* [Objective] List every line below that contains the string "select", reproducing each one in full.

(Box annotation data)
++++++++++
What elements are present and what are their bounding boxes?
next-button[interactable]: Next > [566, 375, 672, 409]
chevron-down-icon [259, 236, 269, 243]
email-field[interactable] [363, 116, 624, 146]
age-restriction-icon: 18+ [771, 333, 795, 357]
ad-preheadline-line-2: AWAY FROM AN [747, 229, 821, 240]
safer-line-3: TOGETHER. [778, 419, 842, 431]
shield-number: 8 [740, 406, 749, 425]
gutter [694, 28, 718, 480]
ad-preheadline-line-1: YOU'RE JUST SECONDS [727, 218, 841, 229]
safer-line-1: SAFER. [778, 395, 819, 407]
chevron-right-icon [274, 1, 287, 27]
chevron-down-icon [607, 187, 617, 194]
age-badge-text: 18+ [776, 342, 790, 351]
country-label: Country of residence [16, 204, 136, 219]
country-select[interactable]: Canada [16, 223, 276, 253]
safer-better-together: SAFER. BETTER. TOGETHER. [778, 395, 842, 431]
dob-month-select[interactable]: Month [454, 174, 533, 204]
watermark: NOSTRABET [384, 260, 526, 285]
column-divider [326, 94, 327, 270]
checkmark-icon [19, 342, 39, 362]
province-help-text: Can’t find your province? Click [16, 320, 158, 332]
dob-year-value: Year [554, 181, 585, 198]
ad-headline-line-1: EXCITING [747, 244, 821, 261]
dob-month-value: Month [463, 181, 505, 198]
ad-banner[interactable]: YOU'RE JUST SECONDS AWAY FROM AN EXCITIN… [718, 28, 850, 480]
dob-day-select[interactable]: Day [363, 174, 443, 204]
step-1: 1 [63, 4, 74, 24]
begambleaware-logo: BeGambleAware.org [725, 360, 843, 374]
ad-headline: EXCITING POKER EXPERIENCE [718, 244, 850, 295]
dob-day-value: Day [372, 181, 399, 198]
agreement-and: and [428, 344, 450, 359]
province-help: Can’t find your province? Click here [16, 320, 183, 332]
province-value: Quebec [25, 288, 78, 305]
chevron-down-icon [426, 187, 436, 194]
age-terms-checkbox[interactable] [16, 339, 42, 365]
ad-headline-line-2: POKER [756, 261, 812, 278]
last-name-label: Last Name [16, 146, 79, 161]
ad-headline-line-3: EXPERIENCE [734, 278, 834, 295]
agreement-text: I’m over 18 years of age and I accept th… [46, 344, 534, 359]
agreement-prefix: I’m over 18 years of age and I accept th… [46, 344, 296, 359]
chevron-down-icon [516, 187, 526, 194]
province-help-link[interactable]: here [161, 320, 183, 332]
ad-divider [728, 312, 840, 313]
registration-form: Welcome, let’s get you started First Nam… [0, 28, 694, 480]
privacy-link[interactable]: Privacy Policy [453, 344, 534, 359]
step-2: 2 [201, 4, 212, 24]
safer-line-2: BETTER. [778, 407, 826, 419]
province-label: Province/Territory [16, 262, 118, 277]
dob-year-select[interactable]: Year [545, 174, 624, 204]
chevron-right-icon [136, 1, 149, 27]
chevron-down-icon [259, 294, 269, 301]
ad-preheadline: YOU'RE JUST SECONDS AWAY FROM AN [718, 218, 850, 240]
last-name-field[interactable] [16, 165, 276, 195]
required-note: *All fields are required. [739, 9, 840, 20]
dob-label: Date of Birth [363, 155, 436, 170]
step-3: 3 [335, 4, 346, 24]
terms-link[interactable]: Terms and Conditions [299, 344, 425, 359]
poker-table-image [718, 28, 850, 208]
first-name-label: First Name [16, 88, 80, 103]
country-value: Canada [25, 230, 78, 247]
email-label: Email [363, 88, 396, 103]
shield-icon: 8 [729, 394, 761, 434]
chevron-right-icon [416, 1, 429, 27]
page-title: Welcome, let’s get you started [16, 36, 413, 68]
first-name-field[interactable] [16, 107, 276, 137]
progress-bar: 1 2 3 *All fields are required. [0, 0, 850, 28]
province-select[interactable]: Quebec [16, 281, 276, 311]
++++++++++
* [The output]
country-select[interactable]: Canada [16, 223, 276, 253]
dob-month-select[interactable]: Month [454, 174, 533, 204]
dob-day-select[interactable]: Day [363, 174, 443, 204]
dob-year-select[interactable]: Year [545, 174, 624, 204]
province-select[interactable]: Quebec [16, 281, 276, 311]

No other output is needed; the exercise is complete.